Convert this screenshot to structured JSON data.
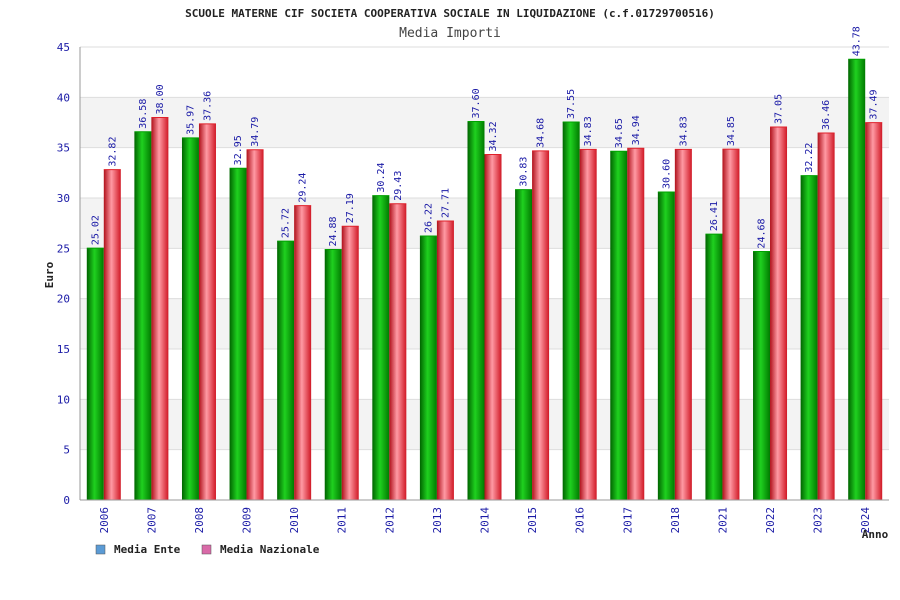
{
  "chart_data": {
    "type": "bar",
    "title": "SCUOLE MATERNE CIF SOCIETA COOPERATIVA SOCIALE IN LIQUIDAZIONE (c.f.01729700516)",
    "subtitle": "Media Importi",
    "xlabel": "Anno",
    "ylabel": "Euro",
    "ylim": [
      0,
      45
    ],
    "yticks": [
      0,
      5,
      10,
      15,
      20,
      25,
      30,
      35,
      40,
      45
    ],
    "grid": true,
    "legend_position": "bottom-left",
    "categories": [
      "2006",
      "2007",
      "2008",
      "2009",
      "2010",
      "2011",
      "2012",
      "2013",
      "2014",
      "2015",
      "2016",
      "2017",
      "2018",
      "2021",
      "2022",
      "2023",
      "2024"
    ],
    "series": [
      {
        "name": "Media Ente",
        "color": "#00a000",
        "legend_color": "#5b9bd5",
        "values": [
          25.02,
          36.58,
          35.97,
          32.95,
          25.72,
          24.88,
          30.24,
          26.22,
          37.6,
          30.83,
          37.55,
          34.65,
          30.6,
          26.41,
          24.68,
          32.22,
          43.78
        ],
        "labels": [
          "25.02",
          "36.58",
          "35.97",
          "32.95",
          "25.72",
          "24.88",
          "30.24",
          "26.22",
          "37.60",
          "30.83",
          "37.55",
          "34.65",
          "30.60",
          "26.41",
          "24.68",
          "32.22",
          "43.78"
        ]
      },
      {
        "name": "Media Nazionale",
        "color": "#e0202a",
        "legend_color": "#d96aa8",
        "values": [
          32.82,
          38.0,
          37.36,
          34.79,
          29.24,
          27.19,
          29.43,
          27.71,
          34.32,
          34.68,
          34.83,
          34.94,
          34.83,
          34.85,
          37.05,
          36.46,
          37.49
        ],
        "labels": [
          "32.82",
          "38.00",
          "37.36",
          "34.79",
          "29.24",
          "27.19",
          "29.43",
          "27.71",
          "34.32",
          "34.68",
          "34.83",
          "34.94",
          "34.83",
          "34.85",
          "37.05",
          "36.46",
          "37.49"
        ]
      }
    ]
  }
}
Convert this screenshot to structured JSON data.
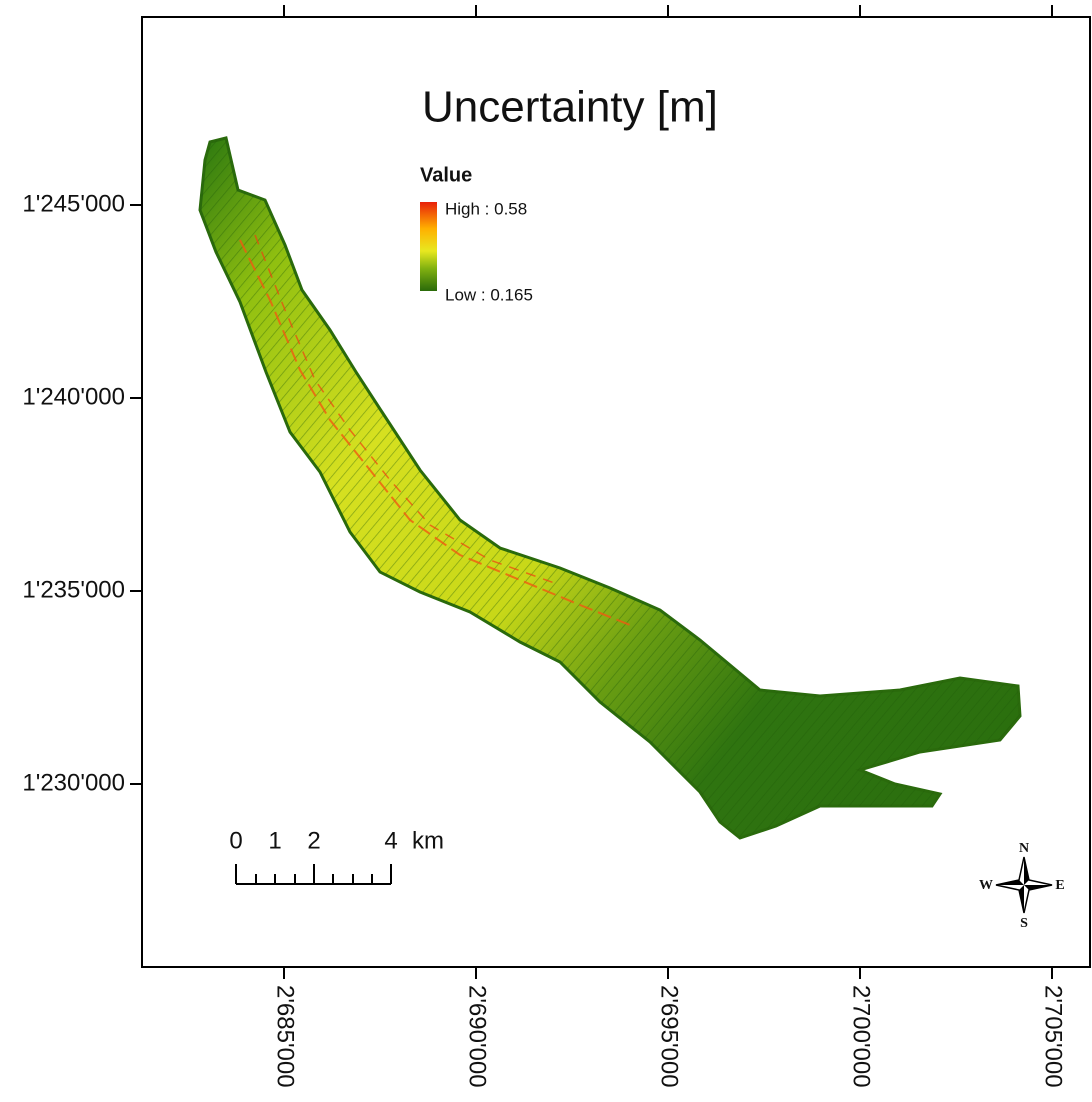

################

## [Directions]
Quote the listing above in full, except for the pictures.

## [Completed exercise]
Convert this screenshot to structured JSON data.
{
  "chart_data": {
    "type": "bar",
    "title": "SCUOLE MATERNE CIF SOCIETA COOPERATIVA SOCIALE IN LIQUIDAZIONE (c.f.01729700516)",
    "subtitle": "Media Importi",
    "xlabel": "Anno",
    "ylabel": "Euro",
    "ylim": [
      0,
      45
    ],
    "yticks": [
      0,
      5,
      10,
      15,
      20,
      25,
      30,
      35,
      40,
      45
    ],
    "grid": true,
    "legend_position": "bottom-left",
    "categories": [
      "2006",
      "2007",
      "2008",
      "2009",
      "2010",
      "2011",
      "2012",
      "2013",
      "2014",
      "2015",
      "2016",
      "2017",
      "2018",
      "2021",
      "2022",
      "2023",
      "2024"
    ],
    "series": [
      {
        "name": "Media Ente",
        "color": "#00a000",
        "legend_color": "#5b9bd5",
        "values": [
          25.02,
          36.58,
          35.97,
          32.95,
          25.72,
          24.88,
          30.24,
          26.22,
          37.6,
          30.83,
          37.55,
          34.65,
          30.6,
          26.41,
          24.68,
          32.22,
          43.78
        ],
        "labels": [
          "25.02",
          "36.58",
          "35.97",
          "32.95",
          "25.72",
          "24.88",
          "30.24",
          "26.22",
          "37.60",
          "30.83",
          "37.55",
          "34.65",
          "30.60",
          "26.41",
          "24.68",
          "32.22",
          "43.78"
        ]
      },
      {
        "name": "Media Nazionale",
        "color": "#e0202a",
        "legend_color": "#d96aa8",
        "values": [
          32.82,
          38.0,
          37.36,
          34.79,
          29.24,
          27.19,
          29.43,
          27.71,
          34.32,
          34.68,
          34.83,
          34.94,
          34.83,
          34.85,
          37.05,
          36.46,
          37.49
        ],
        "labels": [
          "32.82",
          "38.00",
          "37.36",
          "34.79",
          "29.24",
          "27.19",
          "29.43",
          "27.71",
          "34.32",
          "34.68",
          "34.83",
          "34.94",
          "34.83",
          "34.85",
          "37.05",
          "36.46",
          "37.49"
        ]
      }
    ]
  }
}
Convert this screenshot to structured JSON data.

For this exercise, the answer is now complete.